WHAT THE TASK REQUIRES
Count how many lines contain the word "только". Please give only the number.

RECORDS SUPPLIED
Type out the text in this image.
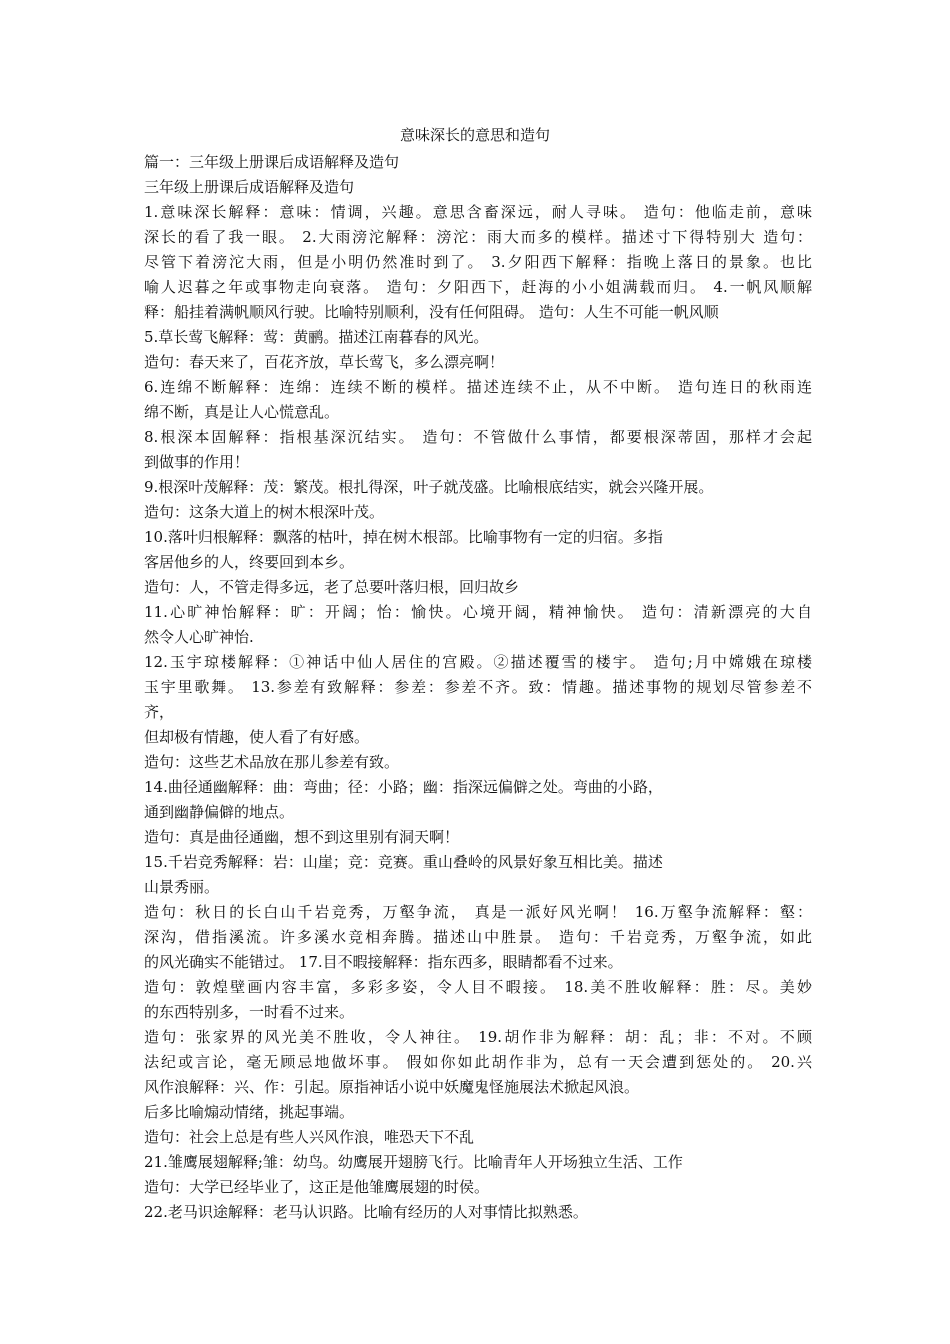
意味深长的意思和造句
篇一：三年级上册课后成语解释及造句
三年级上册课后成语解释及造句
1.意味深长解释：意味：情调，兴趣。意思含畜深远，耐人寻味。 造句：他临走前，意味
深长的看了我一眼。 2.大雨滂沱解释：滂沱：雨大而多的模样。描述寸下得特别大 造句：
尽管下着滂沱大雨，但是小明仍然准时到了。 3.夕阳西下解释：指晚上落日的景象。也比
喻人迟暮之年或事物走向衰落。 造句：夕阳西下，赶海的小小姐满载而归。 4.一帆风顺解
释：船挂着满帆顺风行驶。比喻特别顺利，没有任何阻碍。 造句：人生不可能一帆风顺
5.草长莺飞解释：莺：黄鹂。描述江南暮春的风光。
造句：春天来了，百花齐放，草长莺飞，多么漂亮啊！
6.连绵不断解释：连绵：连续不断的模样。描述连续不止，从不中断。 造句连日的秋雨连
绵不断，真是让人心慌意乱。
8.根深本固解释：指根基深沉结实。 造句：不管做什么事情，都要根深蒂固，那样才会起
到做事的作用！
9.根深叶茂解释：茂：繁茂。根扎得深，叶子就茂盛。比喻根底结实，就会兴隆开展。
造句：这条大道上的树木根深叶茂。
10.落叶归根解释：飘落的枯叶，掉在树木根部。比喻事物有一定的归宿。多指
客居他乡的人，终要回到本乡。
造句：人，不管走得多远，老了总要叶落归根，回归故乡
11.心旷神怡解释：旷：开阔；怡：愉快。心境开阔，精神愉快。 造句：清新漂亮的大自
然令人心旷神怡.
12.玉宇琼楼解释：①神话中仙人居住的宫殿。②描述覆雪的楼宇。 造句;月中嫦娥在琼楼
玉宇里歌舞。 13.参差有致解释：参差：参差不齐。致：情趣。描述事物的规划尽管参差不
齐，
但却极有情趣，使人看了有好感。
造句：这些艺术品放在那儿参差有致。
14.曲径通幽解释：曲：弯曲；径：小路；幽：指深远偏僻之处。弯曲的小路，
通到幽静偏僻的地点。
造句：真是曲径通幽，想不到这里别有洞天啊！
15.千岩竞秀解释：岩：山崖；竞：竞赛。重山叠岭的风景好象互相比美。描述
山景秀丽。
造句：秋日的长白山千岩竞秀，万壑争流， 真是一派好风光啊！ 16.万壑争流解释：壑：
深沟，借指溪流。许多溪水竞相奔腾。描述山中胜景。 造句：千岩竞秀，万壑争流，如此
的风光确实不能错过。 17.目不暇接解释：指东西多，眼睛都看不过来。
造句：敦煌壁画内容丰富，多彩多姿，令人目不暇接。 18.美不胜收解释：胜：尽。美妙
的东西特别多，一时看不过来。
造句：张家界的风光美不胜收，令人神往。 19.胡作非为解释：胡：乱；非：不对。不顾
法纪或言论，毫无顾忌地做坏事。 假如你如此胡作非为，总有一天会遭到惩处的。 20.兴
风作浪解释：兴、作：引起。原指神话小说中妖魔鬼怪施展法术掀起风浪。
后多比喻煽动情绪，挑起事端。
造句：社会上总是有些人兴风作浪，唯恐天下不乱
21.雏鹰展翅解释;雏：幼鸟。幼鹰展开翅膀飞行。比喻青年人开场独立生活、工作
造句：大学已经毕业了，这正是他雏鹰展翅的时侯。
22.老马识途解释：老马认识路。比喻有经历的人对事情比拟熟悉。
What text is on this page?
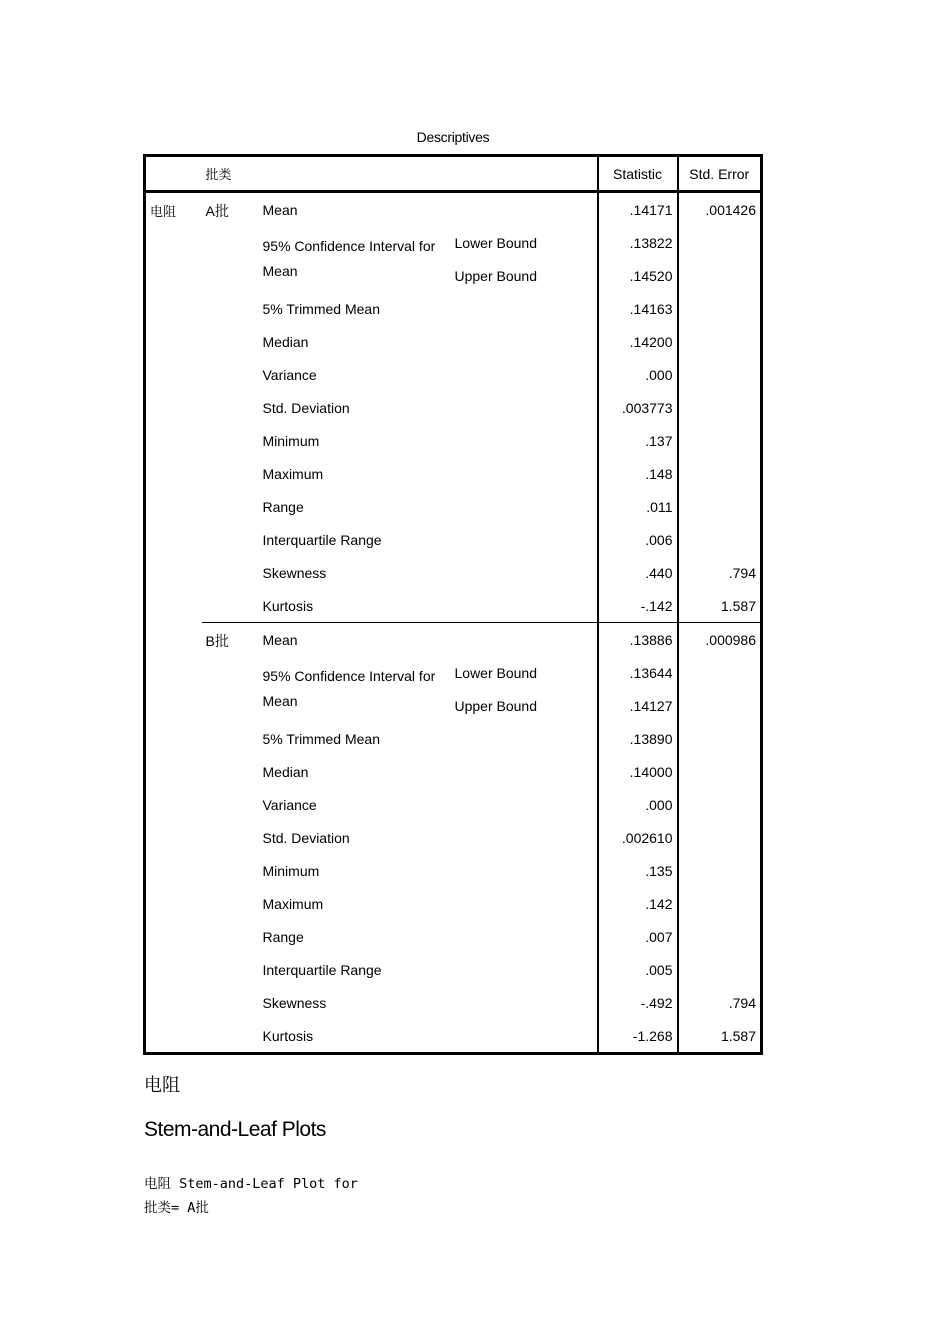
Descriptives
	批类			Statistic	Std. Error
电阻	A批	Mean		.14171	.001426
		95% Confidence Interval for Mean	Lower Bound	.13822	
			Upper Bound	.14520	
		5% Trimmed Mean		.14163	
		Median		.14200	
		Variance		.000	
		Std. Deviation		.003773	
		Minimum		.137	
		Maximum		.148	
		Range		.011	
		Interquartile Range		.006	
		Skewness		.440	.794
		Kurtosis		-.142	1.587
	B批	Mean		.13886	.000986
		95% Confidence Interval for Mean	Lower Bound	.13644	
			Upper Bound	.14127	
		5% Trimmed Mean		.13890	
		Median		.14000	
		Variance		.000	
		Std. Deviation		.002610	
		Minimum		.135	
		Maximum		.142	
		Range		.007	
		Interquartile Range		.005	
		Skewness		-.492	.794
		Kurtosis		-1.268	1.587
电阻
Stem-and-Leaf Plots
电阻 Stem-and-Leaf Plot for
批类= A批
---
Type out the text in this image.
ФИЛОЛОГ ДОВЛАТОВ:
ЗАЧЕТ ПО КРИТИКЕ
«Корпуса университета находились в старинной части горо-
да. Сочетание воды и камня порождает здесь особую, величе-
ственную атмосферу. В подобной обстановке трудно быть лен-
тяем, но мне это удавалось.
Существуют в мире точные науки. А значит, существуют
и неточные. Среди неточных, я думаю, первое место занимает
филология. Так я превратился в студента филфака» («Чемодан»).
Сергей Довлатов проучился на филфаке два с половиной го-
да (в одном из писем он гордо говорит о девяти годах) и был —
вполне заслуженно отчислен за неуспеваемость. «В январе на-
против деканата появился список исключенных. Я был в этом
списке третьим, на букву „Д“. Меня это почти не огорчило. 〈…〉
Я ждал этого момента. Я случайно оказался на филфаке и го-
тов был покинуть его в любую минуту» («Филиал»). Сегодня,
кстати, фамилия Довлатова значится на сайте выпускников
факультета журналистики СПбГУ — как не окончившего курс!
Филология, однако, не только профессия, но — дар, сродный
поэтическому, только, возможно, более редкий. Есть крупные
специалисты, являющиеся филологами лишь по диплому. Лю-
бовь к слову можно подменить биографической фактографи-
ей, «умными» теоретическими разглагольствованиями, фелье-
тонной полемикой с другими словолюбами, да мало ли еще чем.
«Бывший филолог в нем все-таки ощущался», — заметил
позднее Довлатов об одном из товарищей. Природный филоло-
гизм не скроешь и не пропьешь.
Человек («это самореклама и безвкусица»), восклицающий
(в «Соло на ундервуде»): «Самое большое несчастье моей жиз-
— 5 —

THE OUTPUT
2